D.Lgs. 102/2025 e legionella: la nuova gestione obbligatoria del rischio idrico nei condomini
Il d.lgs. 102/2025 sposta il fulcro della tutela della salute pubblica all'interno dei singoli edifici. L'obiettivo è garantire la qualità dell'acqua al rubinetto, eliminando i rischi biologici legati alla stagnazione o al degrado delle infrastrutture private. Il fulcro del provvedimento risiede nell'obbligo di monitoraggio della legionella pneumophila, un batterio che trova nelle reti idriche vecchie, nei serbatoi di accumulo e nelle temperature non controllate il terreno ideale per la sua proliferazione.
L'art. 4 e la classificazione degli impianti
Secondo quanto disposto dall’art. 4, comma 2, lett. e) e dall’Allegato I, Parte C del decreto, gli impianti idrici condominiali sono considerati strutture soggette a valutazione del rischio. Questo significa che ogni amministratore di condominio, in quanto rappresentante legale, diventa il garante finale della qualità dell’acqua distribuita dall’allaccio pubblico fino ai singoli rubinetti delle unità immobiliari.
Il monitoraggio, dunque, non costituisce più una mera facoltà legata al buonsenso nella gestione del condominio, ma un adempimento tecnico-legale che richiede:
- individuazione delle vulnerabilità: analisi dello stato delle tubature per accertare l’eventuale presenza di biofilm e incrostazioni;
- verifica dei serbatoi: controllo delle autoclavi e dei sistemi di accumulo, spesso focolai di infezione se non manutenuti;
- gestione termica: monitoraggio costante delle temperature dell’acqua calda sanitaria, che devono rimanere fuori dal range di proliferazione batterica, comprendente la fascia critica tra i 20°c e i 50°c.
L’amministratore come responsabile della sicurezza idrica
La riforma modifica le competenze richieste all’amministratore, il quale è tenuto ad avvalersi di un tecnico abilitato per la redazione della valutazione del rischio. Questo documento deve essere personalizzato sulla base della tipologia di utenza presente nello stabile.

## Materiale fornito
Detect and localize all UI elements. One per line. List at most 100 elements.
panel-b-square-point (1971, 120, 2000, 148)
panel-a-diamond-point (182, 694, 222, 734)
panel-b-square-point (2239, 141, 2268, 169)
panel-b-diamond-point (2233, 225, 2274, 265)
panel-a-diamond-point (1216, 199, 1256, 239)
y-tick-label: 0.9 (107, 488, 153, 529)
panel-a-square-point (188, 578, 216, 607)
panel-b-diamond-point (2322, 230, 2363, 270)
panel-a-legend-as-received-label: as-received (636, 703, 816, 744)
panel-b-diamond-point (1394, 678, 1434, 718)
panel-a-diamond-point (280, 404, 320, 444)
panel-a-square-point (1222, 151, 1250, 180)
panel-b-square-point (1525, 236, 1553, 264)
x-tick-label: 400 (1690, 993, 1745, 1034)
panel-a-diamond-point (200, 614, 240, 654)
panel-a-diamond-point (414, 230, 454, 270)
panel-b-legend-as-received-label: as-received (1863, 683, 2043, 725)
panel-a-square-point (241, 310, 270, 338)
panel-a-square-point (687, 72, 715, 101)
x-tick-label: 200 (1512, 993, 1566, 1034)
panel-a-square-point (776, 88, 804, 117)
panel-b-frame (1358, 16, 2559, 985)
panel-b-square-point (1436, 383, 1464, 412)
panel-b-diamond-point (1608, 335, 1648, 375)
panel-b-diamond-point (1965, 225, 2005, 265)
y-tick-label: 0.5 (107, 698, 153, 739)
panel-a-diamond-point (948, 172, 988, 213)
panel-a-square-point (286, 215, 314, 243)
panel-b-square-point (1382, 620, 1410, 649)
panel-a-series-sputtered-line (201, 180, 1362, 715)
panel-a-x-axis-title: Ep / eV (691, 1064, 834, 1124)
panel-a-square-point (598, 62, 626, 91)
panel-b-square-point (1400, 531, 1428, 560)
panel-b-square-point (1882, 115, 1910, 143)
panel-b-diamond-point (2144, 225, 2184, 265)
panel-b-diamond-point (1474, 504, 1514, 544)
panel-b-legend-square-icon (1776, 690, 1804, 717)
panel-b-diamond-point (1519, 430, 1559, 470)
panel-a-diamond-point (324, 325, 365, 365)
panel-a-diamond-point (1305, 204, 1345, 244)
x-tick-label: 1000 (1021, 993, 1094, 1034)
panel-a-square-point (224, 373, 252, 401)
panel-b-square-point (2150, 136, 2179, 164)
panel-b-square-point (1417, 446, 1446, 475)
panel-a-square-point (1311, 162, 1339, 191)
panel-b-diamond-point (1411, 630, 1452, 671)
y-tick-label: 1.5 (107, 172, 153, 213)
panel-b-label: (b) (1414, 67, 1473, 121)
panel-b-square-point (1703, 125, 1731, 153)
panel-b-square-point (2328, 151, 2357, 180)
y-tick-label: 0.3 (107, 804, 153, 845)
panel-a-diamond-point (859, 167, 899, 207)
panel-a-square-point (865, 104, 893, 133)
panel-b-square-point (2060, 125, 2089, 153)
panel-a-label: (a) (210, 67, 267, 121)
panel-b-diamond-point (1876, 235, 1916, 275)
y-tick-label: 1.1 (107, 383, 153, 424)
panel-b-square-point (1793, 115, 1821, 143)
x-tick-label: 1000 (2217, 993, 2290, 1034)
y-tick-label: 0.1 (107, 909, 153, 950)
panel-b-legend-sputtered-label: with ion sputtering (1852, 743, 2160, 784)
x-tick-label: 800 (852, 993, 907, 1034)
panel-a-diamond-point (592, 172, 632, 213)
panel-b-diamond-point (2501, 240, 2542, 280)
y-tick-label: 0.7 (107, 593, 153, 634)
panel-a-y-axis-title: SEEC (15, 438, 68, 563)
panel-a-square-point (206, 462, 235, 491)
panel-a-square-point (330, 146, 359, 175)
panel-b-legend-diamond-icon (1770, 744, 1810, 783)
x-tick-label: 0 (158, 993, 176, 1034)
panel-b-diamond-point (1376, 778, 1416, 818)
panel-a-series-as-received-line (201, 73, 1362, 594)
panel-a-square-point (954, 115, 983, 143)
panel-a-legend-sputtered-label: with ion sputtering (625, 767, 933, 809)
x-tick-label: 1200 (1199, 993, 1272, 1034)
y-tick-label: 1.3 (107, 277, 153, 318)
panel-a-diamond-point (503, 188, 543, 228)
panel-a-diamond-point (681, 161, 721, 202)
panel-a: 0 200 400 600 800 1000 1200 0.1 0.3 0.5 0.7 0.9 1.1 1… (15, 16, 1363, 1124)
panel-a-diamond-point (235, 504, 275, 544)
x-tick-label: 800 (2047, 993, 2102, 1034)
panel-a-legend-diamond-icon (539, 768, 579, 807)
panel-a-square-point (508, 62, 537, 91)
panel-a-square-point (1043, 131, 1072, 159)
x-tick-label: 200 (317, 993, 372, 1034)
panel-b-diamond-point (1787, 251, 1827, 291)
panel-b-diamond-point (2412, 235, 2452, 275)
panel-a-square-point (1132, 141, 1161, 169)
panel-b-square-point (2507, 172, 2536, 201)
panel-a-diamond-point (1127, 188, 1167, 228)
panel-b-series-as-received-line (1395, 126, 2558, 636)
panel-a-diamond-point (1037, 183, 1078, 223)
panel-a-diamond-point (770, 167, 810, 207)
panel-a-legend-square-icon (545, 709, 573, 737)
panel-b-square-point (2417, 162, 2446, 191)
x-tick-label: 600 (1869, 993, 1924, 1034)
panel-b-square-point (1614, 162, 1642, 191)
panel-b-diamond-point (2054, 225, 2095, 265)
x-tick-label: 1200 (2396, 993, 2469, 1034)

## Compito
Secondo il brano selezionato, di quale figura deve avvalersi l'amministratore per redigere la valutazione del rischio?

## Soluzione
Di un tecnico abilitato.